# [Task statement]
Go through the material below and copy each line where the word "asile" appears.

════

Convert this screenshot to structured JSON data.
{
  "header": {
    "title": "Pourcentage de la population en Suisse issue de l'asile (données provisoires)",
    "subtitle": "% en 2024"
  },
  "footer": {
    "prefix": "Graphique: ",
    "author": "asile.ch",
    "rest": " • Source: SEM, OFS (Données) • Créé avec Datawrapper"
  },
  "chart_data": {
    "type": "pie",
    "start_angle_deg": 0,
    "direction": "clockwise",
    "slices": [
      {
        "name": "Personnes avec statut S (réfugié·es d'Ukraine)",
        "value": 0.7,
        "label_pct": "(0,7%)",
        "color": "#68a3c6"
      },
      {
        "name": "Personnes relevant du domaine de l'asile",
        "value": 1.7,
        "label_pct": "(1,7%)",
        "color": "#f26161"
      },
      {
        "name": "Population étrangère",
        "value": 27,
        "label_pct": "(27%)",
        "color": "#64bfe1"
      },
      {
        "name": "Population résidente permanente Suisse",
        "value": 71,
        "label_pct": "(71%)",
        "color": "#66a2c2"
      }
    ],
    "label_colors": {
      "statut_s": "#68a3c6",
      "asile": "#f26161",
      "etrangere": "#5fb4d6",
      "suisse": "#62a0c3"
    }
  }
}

════

# [Result of this task]
    "title": "Pourcentage de la population en Suisse issue de l'asile (données provisoires)",
    "author": "asile.ch",
        "name": "Personnes relevant du domaine de l'asile",
      "asile": "#f26161",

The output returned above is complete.